Task requirements
Reproduce the listing below in its entirety. Change nothing.

* start Data *

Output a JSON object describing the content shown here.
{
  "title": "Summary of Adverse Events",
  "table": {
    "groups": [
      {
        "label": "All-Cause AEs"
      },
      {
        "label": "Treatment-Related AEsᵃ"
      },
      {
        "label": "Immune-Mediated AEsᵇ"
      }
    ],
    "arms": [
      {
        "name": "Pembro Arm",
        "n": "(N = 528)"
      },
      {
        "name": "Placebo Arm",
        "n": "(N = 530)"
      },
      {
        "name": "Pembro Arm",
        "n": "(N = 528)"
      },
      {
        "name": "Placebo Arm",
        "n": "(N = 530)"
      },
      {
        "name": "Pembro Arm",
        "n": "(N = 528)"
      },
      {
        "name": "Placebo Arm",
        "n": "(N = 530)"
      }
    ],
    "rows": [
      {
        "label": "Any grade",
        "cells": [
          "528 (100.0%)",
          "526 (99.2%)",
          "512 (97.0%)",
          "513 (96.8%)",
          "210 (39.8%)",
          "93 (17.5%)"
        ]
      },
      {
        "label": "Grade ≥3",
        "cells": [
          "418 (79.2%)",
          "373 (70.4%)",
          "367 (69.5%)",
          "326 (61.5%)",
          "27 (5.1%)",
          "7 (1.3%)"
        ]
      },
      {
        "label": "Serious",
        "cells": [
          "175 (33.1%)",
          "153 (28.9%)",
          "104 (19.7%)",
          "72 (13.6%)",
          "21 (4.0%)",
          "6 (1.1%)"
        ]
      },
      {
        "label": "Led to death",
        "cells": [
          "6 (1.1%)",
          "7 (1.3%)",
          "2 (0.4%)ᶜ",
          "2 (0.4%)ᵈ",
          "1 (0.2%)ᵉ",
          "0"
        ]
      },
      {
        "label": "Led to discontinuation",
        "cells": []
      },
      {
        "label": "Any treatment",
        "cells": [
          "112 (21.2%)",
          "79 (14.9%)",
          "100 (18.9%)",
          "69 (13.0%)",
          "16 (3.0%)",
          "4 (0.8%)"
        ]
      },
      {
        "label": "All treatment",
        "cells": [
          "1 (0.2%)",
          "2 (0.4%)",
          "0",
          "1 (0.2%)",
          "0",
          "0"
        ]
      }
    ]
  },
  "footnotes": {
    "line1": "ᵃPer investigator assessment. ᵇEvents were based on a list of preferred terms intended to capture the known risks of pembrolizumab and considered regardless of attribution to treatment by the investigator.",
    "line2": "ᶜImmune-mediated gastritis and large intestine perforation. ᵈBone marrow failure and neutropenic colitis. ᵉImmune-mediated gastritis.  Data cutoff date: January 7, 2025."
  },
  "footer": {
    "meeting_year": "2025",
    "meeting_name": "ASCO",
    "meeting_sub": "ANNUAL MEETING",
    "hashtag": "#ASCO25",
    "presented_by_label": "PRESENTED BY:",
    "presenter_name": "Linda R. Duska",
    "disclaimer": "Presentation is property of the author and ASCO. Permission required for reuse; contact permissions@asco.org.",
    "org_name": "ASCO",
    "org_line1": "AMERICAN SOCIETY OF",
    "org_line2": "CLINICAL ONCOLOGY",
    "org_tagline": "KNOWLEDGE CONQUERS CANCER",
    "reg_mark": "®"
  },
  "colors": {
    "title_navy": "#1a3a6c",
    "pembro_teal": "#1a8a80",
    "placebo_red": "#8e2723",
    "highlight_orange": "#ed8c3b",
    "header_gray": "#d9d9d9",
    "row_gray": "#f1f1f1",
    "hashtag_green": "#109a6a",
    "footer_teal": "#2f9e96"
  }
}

* end Data *

The completed task
Output a JSON object describing the content shown here.
{
  "title": "Summary of Adverse Events",
  "table": {
    "groups": [
      {
        "label": "All-Cause AEs"
      },
      {
        "label": "Treatment-Related AEsᵃ"
      },
      {
        "label": "Immune-Mediated AEsᵇ"
      }
    ],
    "arms": [
      {
        "name": "Pembro Arm",
        "n": "(N = 528)"
      },
      {
        "name": "Placebo Arm",
        "n": "(N = 530)"
      },
      {
        "name": "Pembro Arm",
        "n": "(N = 528)"
      },
      {
        "name": "Placebo Arm",
        "n": "(N = 530)"
      },
      {
        "name": "Pembro Arm",
        "n": "(N = 528)"
      },
      {
        "name": "Placebo Arm",
        "n": "(N = 530)"
      }
    ],
    "rows": [
      {
        "label": "Any grade",
        "cells": [
          "528 (100.0%)",
          "526 (99.2%)",
          "512 (97.0%)",
          "513 (96.8%)",
          "210 (39.8%)",
          "93 (17.5%)"
        ]
      },
      {
        "label": "Grade ≥3",
        "cells": [
          "418 (79.2%)",
          "373 (70.4%)",
          "367 (69.5%)",
          "326 (61.5%)",
          "27 (5.1%)",
          "7 (1.3%)"
        ]
      },
      {
        "label": "Serious",
        "cells": [
          "175 (33.1%)",
          "153 (28.9%)",
          "104 (19.7%)",
          "72 (13.6%)",
          "21 (4.0%)",
          "6 (1.1%)"
        ]
      },
      {
        "label": "Led to death",
        "cells": [
          "6 (1.1%)",
          "7 (1.3%)",
          "2 (0.4%)ᶜ",
          "2 (0.4%)ᵈ",
          "1 (0.2%)ᵉ",
          "0"
        ]
      },
      {
        "label": "Led to discontinuation",
        "cells": []
      },
      {
        "label": "Any treatment",
        "cells": [
          "112 (21.2%)",
          "79 (14.9%)",
          "100 (18.9%)",
          "69 (13.0%)",
          "16 (3.0%)",
          "4 (0.8%)"
        ]
      },
      {
        "label": "All treatment",
        "cells": [
          "1 (0.2%)",
          "2 (0.4%)",
          "0",
          "1 (0.2%)",
          "0",
          "0"
        ]
      }
    ]
  },
  "footnotes": {
    "line1": "ᵃPer investigator assessment. ᵇEvents were based on a list of preferred terms intended to capture the known risks of pembrolizumab and considered regardless of attribution to treatment by the investigator.",
    "line2": "ᶜImmune-mediated gastritis and large intestine perforation. ᵈBone marrow failure and neutropenic colitis. ᵉImmune-mediated gastritis.  Data cutoff date: January 7, 2025."
  },
  "footer": {
    "meeting_year": "2025",
    "meeting_name": "ASCO",
    "meeting_sub": "ANNUAL MEETING",
    "hashtag": "#ASCO25",
    "presented_by_label": "PRESENTED BY:",
    "presenter_name": "Linda R. Duska",
    "disclaimer": "Presentation is property of the author and ASCO. Permission required for reuse; contact permissions@asco.org.",
    "org_name": "ASCO",
    "org_line1": "AMERICAN SOCIETY OF",
    "org_line2": "CLINICAL ONCOLOGY",
    "org_tagline": "KNOWLEDGE CONQUERS CANCER",
    "reg_mark": "®"
  },
  "colors": {
    "title_navy": "#1a3a6c",
    "pembro_teal": "#1a8a80",
    "placebo_red": "#8e2723",
    "highlight_orange": "#ed8c3b",
    "header_gray": "#d9d9d9",
    "row_gray": "#f1f1f1",
    "hashtag_green": "#109a6a",
    "footer_teal": "#2f9e96"
  }
}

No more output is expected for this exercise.